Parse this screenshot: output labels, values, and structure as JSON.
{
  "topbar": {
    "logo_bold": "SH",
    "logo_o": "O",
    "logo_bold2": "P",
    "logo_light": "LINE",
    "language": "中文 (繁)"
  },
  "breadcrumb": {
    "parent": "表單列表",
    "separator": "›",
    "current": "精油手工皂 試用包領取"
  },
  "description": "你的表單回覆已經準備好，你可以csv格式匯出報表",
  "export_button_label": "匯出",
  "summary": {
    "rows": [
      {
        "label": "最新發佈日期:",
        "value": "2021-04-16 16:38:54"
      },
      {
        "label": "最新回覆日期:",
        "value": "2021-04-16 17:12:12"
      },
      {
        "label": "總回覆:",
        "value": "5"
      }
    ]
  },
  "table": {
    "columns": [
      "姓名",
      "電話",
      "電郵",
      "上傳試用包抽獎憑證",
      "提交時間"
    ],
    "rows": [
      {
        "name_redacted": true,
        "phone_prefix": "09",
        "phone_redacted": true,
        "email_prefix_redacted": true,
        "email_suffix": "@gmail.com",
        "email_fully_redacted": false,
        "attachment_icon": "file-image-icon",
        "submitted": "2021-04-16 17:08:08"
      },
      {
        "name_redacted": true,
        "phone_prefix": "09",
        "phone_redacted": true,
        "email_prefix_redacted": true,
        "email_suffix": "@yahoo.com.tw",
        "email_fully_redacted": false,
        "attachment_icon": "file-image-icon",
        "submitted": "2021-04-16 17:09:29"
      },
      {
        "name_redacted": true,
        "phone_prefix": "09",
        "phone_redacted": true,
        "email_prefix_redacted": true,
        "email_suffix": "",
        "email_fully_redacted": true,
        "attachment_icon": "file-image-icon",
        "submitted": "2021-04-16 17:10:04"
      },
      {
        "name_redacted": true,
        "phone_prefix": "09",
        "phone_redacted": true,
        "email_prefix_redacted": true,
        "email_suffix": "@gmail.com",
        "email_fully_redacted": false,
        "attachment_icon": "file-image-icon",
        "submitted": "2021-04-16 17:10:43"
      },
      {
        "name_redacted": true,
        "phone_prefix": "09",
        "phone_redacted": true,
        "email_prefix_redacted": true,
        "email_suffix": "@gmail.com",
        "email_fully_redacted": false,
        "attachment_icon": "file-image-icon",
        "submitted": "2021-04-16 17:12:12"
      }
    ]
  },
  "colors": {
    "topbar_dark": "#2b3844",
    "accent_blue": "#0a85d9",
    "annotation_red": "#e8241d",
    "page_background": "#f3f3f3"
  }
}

++++

Copy every record exactly, with nothing added or dropped.

Parse this screenshot: output labels, values, and structure as JSON.
{
  "topbar": {
    "logo_bold": "SH",
    "logo_o": "O",
    "logo_bold2": "P",
    "logo_light": "LINE",
    "language": "中文 (繁)"
  },
  "breadcrumb": {
    "parent": "表單列表",
    "separator": "›",
    "current": "精油手工皂 試用包領取"
  },
  "description": "你的表單回覆已經準備好，你可以csv格式匯出報表",
  "export_button_label": "匯出",
  "summary": {
    "rows": [
      {
        "label": "最新發佈日期:",
        "value": "2021-04-16 16:38:54"
      },
      {
        "label": "最新回覆日期:",
        "value": "2021-04-16 17:12:12"
      },
      {
        "label": "總回覆:",
        "value": "5"
      }
    ]
  },
  "table": {
    "columns": [
      "姓名",
      "電話",
      "電郵",
      "上傳試用包抽獎憑證",
      "提交時間"
    ],
    "rows": [
      {
        "name_redacted": true,
        "phone_prefix": "09",
        "phone_redacted": true,
        "email_prefix_redacted": true,
        "email_suffix": "@gmail.com",
        "email_fully_redacted": false,
        "attachment_icon": "file-image-icon",
        "submitted": "2021-04-16 17:08:08"
      },
      {
        "name_redacted": true,
        "phone_prefix": "09",
        "phone_redacted": true,
        "email_prefix_redacted": true,
        "email_suffix": "@yahoo.com.tw",
        "email_fully_redacted": false,
        "attachment_icon": "file-image-icon",
        "submitted": "2021-04-16 17:09:29"
      },
      {
        "name_redacted": true,
        "phone_prefix": "09",
        "phone_redacted": true,
        "email_prefix_redacted": true,
        "email_suffix": "",
        "email_fully_redacted": true,
        "attachment_icon": "file-image-icon",
        "submitted": "2021-04-16 17:10:04"
      },
      {
        "name_redacted": true,
        "phone_prefix": "09",
        "phone_redacted": true,
        "email_prefix_redacted": true,
        "email_suffix": "@gmail.com",
        "email_fully_redacted": false,
        "attachment_icon": "file-image-icon",
        "submitted": "2021-04-16 17:10:43"
      },
      {
        "name_redacted": true,
        "phone_prefix": "09",
        "phone_redacted": true,
        "email_prefix_redacted": true,
        "email_suffix": "@gmail.com",
        "email_fully_redacted": false,
        "attachment_icon": "file-image-icon",
        "submitted": "2021-04-16 17:12:12"
      }
    ]
  },
  "colors": {
    "topbar_dark": "#2b3844",
    "accent_blue": "#0a85d9",
    "annotation_red": "#e8241d",
    "page_background": "#f3f3f3"
  }
}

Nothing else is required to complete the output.